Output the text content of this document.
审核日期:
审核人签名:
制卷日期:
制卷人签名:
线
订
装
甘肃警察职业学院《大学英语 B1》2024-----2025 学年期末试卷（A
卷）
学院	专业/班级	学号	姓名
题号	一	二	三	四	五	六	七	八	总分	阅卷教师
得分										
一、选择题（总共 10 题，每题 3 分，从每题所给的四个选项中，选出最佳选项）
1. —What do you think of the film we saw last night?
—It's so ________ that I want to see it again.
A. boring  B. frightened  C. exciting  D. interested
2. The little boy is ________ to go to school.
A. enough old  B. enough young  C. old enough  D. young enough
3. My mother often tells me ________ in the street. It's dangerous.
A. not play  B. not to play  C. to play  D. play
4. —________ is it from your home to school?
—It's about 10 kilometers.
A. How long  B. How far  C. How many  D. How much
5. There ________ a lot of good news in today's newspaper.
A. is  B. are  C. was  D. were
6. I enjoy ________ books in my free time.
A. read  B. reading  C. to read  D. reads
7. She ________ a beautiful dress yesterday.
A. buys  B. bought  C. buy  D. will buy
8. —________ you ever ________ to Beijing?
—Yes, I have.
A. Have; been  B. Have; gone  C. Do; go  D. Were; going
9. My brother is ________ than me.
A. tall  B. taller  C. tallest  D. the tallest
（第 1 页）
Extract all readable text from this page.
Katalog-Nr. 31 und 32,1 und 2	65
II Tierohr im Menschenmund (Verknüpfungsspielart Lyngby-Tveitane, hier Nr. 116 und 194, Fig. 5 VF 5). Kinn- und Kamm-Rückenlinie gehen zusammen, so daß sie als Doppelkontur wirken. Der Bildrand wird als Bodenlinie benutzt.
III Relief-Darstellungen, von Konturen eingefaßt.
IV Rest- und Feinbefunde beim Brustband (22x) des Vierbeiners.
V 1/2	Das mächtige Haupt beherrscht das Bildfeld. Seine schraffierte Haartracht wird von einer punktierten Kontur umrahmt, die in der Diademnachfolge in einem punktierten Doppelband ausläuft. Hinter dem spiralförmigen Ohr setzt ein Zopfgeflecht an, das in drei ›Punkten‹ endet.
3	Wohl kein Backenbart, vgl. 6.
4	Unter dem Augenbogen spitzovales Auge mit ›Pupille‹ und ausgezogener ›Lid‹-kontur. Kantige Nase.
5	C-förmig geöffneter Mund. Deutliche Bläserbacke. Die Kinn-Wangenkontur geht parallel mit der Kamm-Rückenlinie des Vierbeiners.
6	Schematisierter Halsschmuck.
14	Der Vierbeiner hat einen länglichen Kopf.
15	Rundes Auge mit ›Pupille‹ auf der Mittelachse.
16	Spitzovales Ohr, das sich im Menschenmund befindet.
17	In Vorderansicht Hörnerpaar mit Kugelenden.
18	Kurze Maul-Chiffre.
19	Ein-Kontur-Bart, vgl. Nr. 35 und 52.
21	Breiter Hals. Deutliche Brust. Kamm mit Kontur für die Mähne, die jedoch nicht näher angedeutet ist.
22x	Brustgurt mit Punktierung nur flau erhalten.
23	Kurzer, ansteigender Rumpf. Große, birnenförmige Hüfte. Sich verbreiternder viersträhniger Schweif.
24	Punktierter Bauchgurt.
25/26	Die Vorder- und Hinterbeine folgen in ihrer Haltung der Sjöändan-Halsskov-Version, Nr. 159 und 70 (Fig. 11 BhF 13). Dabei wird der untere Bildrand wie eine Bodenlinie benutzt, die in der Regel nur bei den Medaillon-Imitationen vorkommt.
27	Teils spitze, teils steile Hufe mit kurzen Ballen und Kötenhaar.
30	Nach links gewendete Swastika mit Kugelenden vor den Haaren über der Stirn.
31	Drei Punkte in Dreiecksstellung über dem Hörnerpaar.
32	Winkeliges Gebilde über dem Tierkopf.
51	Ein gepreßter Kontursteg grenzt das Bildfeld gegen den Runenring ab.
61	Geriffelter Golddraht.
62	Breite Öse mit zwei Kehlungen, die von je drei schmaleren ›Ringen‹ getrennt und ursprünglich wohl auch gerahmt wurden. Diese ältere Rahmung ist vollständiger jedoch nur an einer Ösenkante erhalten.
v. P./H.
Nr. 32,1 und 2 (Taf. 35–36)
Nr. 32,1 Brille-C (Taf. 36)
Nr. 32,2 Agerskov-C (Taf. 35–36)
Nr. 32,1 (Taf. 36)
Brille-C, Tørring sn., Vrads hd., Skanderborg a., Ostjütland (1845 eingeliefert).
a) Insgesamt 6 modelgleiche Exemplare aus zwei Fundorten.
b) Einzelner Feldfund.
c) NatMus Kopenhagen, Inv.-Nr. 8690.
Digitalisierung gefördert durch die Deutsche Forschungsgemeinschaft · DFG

** EXERCISE DETAILS **
Give the entries once more, exactly as they appear.

** FULL OUTPUT **
Output the text content of this document.
审核日期:
审核人签名:
制卷日期:
制卷人签名:
线
订
装
甘肃警察职业学院《大学英语 B1》2024-----2025 学年期末试卷（A
卷）
学院	专业/班级	学号	姓名
题号	一	二	三	四	五	六	七	八	总分	阅卷教师
得分										
一、选择题（总共 10 题，每题 3 分，从每题所给的四个选项中，选出最佳选项）
1. —What do you think of the film we saw last night?
—It's so ________ that I want to see it again.
A. boring  B. frightened  C. exciting  D. interested
2. The little boy is ________ to go to school.
A. enough old  B. enough young  C. old enough  D. young enough
3. My mother often tells me ________ in the street. It's dangerous.
A. not play  B. not to play  C. to play  D. play
4. —________ is it from your home to school?
—It's about 10 kilometers.
A. How long  B. How far  C. How many  D. How much
5. There ________ a lot of good news in today's newspaper.
A. is  B. are  C. was  D. were
6. I enjoy ________ books in my free time.
A. read  B. reading  C. to read  D. reads
7. She ________ a beautiful dress yesterday.
A. buys  B. bought  C. buy  D. will buy
8. —________ you ever ________ to Beijing?
—Yes, I have.
A. Have; been  B. Have; gone  C. Do; go  D. Were; going
9. My brother is ________ than me.
A. tall  B. taller  C. tallest  D. the tallest
（第 1 页）
Extract all readable text from this page.
Katalog-Nr. 31 und 32,1 und 2	65
II Tierohr im Menschenmund (Verknüpfungsspielart Lyngby-Tveitane, hier Nr. 116 und 194, Fig. 5 VF 5). Kinn- und Kamm-Rückenlinie gehen zusammen, so daß sie als Doppelkontur wirken. Der Bildrand wird als Bodenlinie benutzt.
III Relief-Darstellungen, von Konturen eingefaßt.
IV Rest- und Feinbefunde beim Brustband (22x) des Vierbeiners.
V 1/2	Das mächtige Haupt beherrscht das Bildfeld. Seine schraffierte Haartracht wird von einer punktierten Kontur umrahmt, die in der Diademnachfolge in einem punktierten Doppelband ausläuft. Hinter dem spiralförmigen Ohr setzt ein Zopfgeflecht an, das in drei ›Punkten‹ endet.
3	Wohl kein Backenbart, vgl. 6.
4	Unter dem Augenbogen spitzovales Auge mit ›Pupille‹ und ausgezogener ›Lid‹-kontur. Kantige Nase.
5	C-förmig geöffneter Mund. Deutliche Bläserbacke. Die Kinn-Wangenkontur geht parallel mit der Kamm-Rückenlinie des Vierbeiners.
6	Schematisierter Halsschmuck.
14	Der Vierbeiner hat einen länglichen Kopf.
15	Rundes Auge mit ›Pupille‹ auf der Mittelachse.
16	Spitzovales Ohr, das sich im Menschenmund befindet.
17	In Vorderansicht Hörnerpaar mit Kugelenden.
18	Kurze Maul-Chiffre.
19	Ein-Kontur-Bart, vgl. Nr. 35 und 52.
21	Breiter Hals. Deutliche Brust. Kamm mit Kontur für die Mähne, die jedoch nicht näher angedeutet ist.
22x	Brustgurt mit Punktierung nur flau erhalten.
23	Kurzer, ansteigender Rumpf. Große, birnenförmige Hüfte. Sich verbreiternder viersträhniger Schweif.
24	Punktierter Bauchgurt.
25/26	Die Vorder- und Hinterbeine folgen in ihrer Haltung der Sjöändan-Halsskov-Version, Nr. 159 und 70 (Fig. 11 BhF 13). Dabei wird der untere Bildrand wie eine Bodenlinie benutzt, die in der Regel nur bei den Medaillon-Imitationen vorkommt.
27	Teils spitze, teils steile Hufe mit kurzen Ballen und Kötenhaar.
30	Nach links gewendete Swastika mit Kugelenden vor den Haaren über der Stirn.
31	Drei Punkte in Dreiecksstellung über dem Hörnerpaar.
32	Winkeliges Gebilde über dem Tierkopf.
51	Ein gepreßter Kontursteg grenzt das Bildfeld gegen den Runenring ab.
61	Geriffelter Golddraht.
62	Breite Öse mit zwei Kehlungen, die von je drei schmaleren ›Ringen‹ getrennt und ursprünglich wohl auch gerahmt wurden. Diese ältere Rahmung ist vollständiger jedoch nur an einer Ösenkante erhalten.
v. P./H.
Nr. 32,1 und 2 (Taf. 35–36)
Nr. 32,1 Brille-C (Taf. 36)
Nr. 32,2 Agerskov-C (Taf. 35–36)
Nr. 32,1 (Taf. 36)
Brille-C, Tørring sn., Vrads hd., Skanderborg a., Ostjütland (1845 eingeliefert).
a) Insgesamt 6 modelgleiche Exemplare aus zwei Fundorten.
b) Einzelner Feldfund.
c) NatMus Kopenhagen, Inv.-Nr. 8690.
Digitalisierung gefördert durch die Deutsche Forschungsgemeinschaft · DFG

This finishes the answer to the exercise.